__WORK REQUIRED__
Write every record out again exactly as given.

__INPUT MATERIAL__
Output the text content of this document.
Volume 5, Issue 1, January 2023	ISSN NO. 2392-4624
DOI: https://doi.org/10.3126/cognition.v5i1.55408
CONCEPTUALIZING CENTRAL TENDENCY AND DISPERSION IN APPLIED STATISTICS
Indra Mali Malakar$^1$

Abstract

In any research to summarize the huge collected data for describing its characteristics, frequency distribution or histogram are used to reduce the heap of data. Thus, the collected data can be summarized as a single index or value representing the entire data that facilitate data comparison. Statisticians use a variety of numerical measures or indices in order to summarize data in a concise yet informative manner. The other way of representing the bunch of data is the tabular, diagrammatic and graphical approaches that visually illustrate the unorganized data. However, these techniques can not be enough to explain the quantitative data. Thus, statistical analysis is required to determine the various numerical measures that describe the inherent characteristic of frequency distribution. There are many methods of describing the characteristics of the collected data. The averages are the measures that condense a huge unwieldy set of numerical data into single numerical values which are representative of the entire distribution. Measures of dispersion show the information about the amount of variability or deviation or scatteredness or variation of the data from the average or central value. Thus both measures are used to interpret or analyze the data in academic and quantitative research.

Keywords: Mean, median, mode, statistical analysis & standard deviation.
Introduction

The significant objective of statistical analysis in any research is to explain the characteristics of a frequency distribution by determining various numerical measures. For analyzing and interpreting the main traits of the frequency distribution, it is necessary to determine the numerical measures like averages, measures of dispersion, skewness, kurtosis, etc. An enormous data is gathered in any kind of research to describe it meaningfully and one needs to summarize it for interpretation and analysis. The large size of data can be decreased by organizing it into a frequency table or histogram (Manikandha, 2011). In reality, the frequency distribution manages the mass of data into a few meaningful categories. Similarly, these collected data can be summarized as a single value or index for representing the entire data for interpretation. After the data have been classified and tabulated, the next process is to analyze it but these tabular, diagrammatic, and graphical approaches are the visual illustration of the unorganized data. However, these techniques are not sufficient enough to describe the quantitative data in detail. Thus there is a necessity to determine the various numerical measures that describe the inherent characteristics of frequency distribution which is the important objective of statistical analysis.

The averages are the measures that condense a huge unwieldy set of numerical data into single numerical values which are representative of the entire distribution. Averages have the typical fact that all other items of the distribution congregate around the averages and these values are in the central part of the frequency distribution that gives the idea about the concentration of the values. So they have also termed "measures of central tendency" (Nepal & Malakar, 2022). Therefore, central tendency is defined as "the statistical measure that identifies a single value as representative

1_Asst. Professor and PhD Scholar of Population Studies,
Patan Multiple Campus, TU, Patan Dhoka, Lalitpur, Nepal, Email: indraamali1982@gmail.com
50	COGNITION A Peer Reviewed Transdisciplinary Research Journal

__RESPONSE TO THE TASK__
Output the text content of this document.
Volume 5, Issue 1, January 2023	ISSN NO. 2392-4624
DOI: https://doi.org/10.3126/cognition.v5i1.55408
CONCEPTUALIZING CENTRAL TENDENCY AND DISPERSION IN APPLIED STATISTICS
Indra Mali Malakar$^1$

Abstract

In any research to summarize the huge collected data for describing its characteristics, frequency distribution or histogram are used to reduce the heap of data. Thus, the collected data can be summarized as a single index or value representing the entire data that facilitate data comparison. Statisticians use a variety of numerical measures or indices in order to summarize data in a concise yet informative manner. The other way of representing the bunch of data is the tabular, diagrammatic and graphical approaches that visually illustrate the unorganized data. However, these techniques can not be enough to explain the quantitative data. Thus, statistical analysis is required to determine the various numerical measures that describe the inherent characteristic of frequency distribution. There are many methods of describing the characteristics of the collected data. The averages are the measures that condense a huge unwieldy set of numerical data into single numerical values which are representative of the entire distribution. Measures of dispersion show the information about the amount of variability or deviation or scatteredness or variation of the data from the average or central value. Thus both measures are used to interpret or analyze the data in academic and quantitative research.

Keywords: Mean, median, mode, statistical analysis & standard deviation.
Introduction

The significant objective of statistical analysis in any research is to explain the characteristics of a frequency distribution by determining various numerical measures. For analyzing and interpreting the main traits of the frequency distribution, it is necessary to determine the numerical measures like averages, measures of dispersion, skewness, kurtosis, etc. An enormous data is gathered in any kind of research to describe it meaningfully and one needs to summarize it for interpretation and analysis. The large size of data can be decreased by organizing it into a frequency table or histogram (Manikandha, 2011). In reality, the frequency distribution manages the mass of data into a few meaningful categories. Similarly, these collected data can be summarized as a single value or index for representing the entire data for interpretation. After the data have been classified and tabulated, the next process is to analyze it but these tabular, diagrammatic, and graphical approaches are the visual illustration of the unorganized data. However, these techniques are not sufficient enough to describe the quantitative data in detail. Thus there is a necessity to determine the various numerical measures that describe the inherent characteristics of frequency distribution which is the important objective of statistical analysis.

The averages are the measures that condense a huge unwieldy set of numerical data into single numerical values which are representative of the entire distribution. Averages have the typical fact that all other items of the distribution congregate around the averages and these values are in the central part of the frequency distribution that gives the idea about the concentration of the values. So they have also termed "measures of central tendency" (Nepal & Malakar, 2022). Therefore, central tendency is defined as "the statistical measure that identifies a single value as representative

1_Asst. Professor and PhD Scholar of Population Studies,
Patan Multiple Campus, TU, Patan Dhoka, Lalitpur, Nepal, Email: indraamali1982@gmail.com
50	COGNITION A Peer Reviewed Transdisciplinary Research Journal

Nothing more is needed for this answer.